Exercise directions: Locate and copy each line in the data that contains the word "source".

begin Dataset records

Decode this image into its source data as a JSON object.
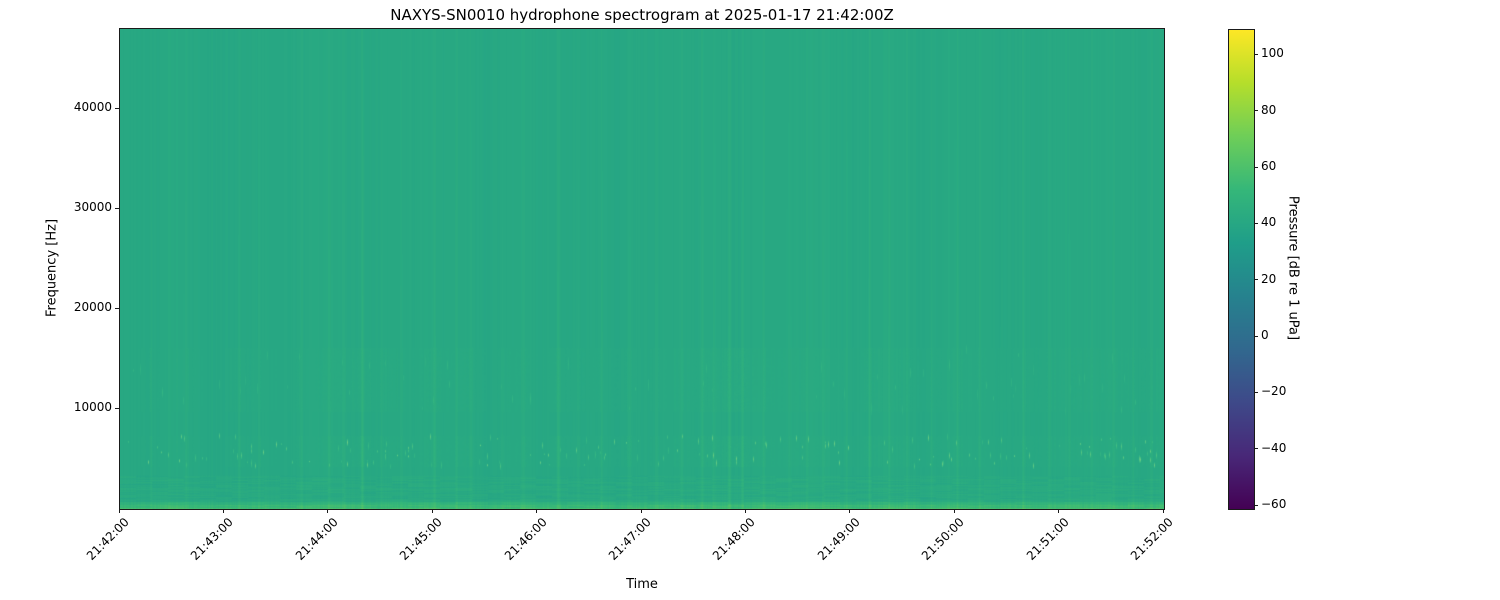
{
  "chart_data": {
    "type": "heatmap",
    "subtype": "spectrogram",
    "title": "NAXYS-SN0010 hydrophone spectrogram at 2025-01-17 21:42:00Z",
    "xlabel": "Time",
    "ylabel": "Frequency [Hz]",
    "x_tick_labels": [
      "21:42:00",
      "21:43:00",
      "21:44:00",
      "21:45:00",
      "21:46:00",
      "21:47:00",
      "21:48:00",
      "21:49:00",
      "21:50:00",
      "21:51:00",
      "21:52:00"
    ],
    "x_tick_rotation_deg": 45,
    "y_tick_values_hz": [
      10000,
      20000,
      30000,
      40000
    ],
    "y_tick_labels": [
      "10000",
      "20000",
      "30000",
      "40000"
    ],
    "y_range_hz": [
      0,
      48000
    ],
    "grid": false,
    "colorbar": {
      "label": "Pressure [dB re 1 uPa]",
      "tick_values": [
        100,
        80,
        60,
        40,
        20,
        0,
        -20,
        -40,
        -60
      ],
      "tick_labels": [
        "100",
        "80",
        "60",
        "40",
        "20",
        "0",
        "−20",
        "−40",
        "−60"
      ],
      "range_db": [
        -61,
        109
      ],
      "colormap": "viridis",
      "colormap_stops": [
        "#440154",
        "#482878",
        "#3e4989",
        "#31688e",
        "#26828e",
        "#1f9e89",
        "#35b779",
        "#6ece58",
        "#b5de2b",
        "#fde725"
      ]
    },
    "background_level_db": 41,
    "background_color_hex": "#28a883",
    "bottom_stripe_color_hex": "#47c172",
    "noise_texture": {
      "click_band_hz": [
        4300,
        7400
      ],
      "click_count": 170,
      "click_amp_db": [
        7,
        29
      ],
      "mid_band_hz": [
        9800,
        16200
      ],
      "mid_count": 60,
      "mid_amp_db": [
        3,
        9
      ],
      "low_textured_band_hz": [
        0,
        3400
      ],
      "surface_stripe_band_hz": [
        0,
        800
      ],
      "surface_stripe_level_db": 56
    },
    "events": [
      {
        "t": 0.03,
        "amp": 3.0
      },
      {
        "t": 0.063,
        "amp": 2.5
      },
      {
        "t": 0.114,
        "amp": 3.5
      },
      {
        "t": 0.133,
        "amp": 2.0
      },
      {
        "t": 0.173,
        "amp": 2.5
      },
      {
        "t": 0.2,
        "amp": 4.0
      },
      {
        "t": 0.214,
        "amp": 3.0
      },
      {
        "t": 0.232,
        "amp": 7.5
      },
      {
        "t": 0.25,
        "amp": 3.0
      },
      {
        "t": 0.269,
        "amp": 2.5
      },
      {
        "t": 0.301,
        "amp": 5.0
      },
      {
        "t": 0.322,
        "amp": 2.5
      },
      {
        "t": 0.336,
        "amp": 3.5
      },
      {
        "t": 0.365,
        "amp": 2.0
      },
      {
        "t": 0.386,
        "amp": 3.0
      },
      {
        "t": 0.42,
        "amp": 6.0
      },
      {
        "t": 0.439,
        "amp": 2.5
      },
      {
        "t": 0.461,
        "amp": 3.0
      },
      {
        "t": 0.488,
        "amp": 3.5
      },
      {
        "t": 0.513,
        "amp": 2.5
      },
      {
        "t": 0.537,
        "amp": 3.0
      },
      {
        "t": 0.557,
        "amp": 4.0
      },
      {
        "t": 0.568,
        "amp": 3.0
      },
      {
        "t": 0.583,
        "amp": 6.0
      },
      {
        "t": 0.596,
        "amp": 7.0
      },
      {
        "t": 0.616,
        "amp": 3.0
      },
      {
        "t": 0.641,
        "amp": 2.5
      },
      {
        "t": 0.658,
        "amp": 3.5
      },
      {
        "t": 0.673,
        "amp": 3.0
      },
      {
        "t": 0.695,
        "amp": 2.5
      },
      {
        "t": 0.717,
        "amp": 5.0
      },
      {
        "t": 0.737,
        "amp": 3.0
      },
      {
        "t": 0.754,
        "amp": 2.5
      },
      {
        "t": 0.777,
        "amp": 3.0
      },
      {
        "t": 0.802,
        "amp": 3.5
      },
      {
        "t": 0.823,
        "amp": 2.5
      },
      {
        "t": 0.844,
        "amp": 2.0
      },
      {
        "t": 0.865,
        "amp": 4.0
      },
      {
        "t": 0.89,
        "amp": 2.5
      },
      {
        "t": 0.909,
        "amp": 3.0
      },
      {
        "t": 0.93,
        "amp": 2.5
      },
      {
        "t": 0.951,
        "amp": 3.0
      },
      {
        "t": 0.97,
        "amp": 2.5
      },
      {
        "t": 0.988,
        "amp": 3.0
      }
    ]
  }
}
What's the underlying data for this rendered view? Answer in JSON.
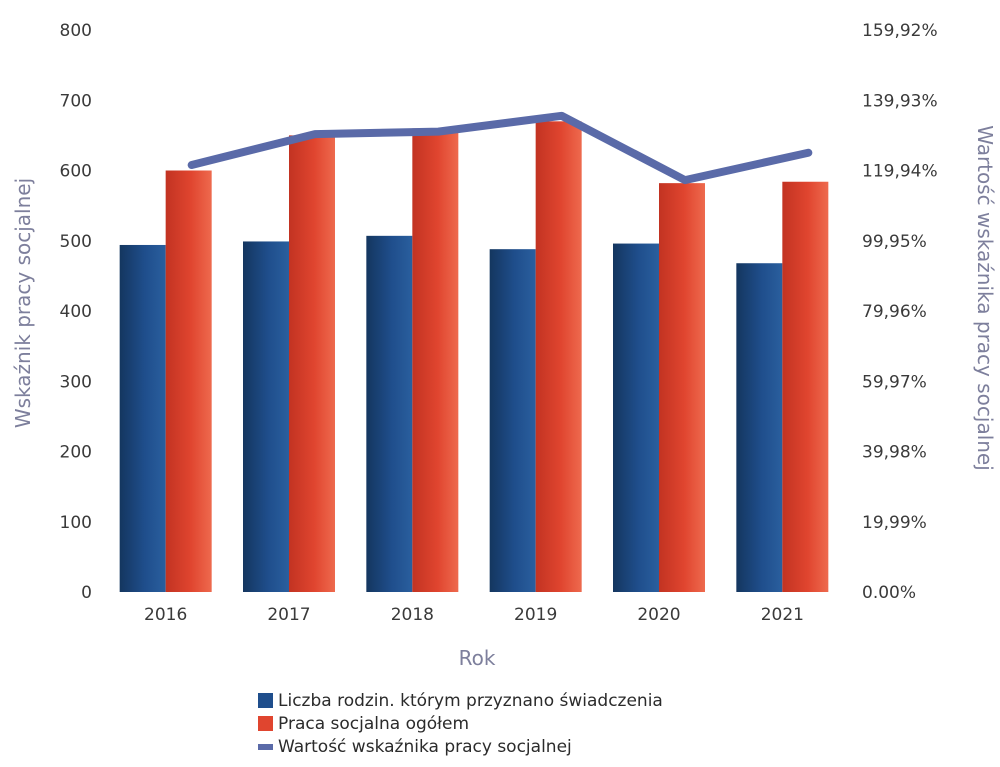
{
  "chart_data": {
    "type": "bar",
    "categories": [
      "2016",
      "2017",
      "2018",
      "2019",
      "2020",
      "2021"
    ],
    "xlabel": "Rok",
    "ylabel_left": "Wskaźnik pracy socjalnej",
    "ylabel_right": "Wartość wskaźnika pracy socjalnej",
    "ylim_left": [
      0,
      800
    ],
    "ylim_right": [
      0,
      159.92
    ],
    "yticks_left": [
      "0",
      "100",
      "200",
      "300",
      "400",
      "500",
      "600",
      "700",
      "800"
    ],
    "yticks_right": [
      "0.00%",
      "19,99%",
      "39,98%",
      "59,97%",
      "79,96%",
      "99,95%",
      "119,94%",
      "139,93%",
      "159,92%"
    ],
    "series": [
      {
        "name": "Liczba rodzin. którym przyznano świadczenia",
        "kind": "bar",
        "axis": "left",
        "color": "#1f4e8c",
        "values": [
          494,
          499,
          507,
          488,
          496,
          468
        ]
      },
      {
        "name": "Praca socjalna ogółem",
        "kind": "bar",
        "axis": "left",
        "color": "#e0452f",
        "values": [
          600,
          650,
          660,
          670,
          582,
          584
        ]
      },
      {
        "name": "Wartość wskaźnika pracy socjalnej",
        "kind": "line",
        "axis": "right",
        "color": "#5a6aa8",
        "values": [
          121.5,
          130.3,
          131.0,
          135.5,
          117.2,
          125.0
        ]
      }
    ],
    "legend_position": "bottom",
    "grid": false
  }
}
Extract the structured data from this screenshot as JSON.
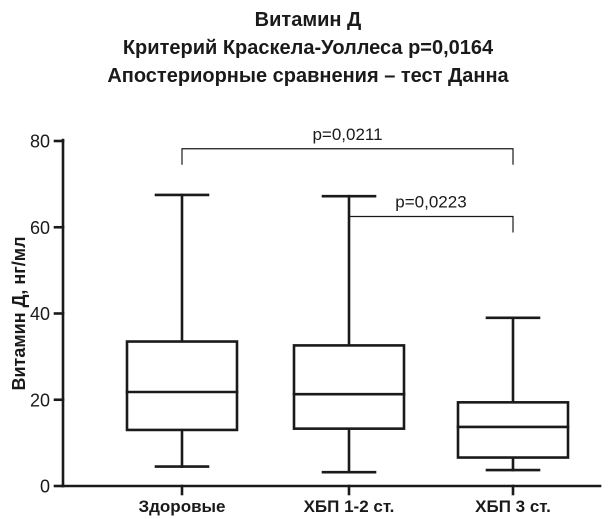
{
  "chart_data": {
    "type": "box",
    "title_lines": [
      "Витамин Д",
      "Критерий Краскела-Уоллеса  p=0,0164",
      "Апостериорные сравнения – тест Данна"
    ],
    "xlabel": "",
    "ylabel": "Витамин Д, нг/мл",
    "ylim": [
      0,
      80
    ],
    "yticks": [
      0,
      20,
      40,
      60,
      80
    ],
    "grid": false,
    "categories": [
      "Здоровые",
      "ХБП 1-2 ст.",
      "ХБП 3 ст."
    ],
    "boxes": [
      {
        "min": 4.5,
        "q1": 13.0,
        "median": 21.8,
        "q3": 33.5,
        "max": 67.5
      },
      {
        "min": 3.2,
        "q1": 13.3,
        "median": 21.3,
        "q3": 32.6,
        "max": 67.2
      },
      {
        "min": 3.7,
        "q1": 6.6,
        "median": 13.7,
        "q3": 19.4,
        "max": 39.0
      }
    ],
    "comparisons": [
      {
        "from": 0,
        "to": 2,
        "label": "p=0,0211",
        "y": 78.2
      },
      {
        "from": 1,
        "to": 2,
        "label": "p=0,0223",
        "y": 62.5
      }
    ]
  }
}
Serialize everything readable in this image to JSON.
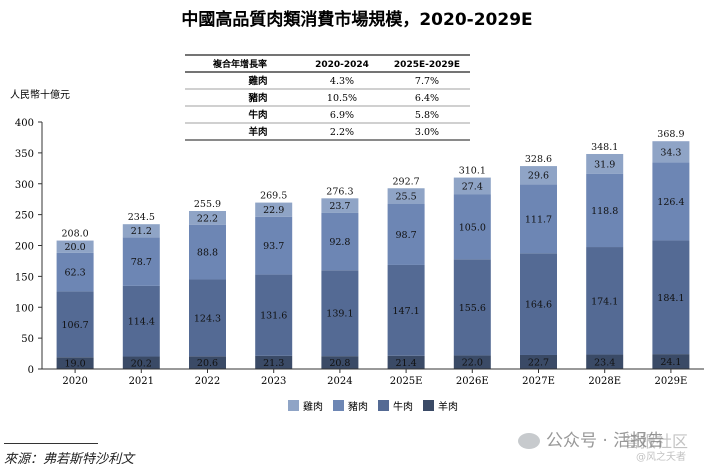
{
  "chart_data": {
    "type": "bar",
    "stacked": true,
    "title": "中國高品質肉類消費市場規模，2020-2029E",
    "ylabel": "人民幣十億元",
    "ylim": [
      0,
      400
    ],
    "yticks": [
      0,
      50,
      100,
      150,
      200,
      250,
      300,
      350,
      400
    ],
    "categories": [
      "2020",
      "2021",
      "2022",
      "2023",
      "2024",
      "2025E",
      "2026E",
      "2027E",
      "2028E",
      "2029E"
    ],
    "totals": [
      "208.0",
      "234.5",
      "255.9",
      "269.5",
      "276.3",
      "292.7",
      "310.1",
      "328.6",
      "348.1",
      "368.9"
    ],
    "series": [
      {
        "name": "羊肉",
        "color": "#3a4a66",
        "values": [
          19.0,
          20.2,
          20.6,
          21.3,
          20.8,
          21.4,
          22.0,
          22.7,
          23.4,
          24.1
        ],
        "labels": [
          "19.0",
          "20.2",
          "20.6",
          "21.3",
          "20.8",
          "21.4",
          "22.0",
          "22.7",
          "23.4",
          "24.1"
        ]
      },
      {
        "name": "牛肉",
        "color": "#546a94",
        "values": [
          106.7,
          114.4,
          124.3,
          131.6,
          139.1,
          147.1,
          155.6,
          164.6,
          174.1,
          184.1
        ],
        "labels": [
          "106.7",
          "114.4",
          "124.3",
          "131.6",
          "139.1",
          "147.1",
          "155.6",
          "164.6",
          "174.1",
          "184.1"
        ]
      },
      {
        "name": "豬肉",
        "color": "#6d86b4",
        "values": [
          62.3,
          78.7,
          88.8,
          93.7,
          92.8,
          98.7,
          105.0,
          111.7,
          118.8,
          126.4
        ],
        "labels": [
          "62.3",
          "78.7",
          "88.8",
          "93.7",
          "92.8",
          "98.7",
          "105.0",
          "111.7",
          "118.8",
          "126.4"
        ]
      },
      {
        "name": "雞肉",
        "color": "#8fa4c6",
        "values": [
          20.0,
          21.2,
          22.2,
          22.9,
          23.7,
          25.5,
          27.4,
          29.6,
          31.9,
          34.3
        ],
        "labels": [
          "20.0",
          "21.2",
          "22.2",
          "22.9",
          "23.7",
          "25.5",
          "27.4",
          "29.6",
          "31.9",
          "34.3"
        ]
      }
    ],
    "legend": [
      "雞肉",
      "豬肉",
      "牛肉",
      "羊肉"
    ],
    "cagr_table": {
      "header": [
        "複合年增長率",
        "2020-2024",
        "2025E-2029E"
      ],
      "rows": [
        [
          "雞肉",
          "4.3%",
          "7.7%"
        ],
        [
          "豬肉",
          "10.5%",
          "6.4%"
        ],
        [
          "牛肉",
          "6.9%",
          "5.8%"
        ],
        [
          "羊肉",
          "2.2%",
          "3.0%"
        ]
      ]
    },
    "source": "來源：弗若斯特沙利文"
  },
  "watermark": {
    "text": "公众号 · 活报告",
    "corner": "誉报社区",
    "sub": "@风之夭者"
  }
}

end Dataset records

Correct output:
Decode this image into its source data as a JSON object.
    "source": "來源：弗若斯特沙利文"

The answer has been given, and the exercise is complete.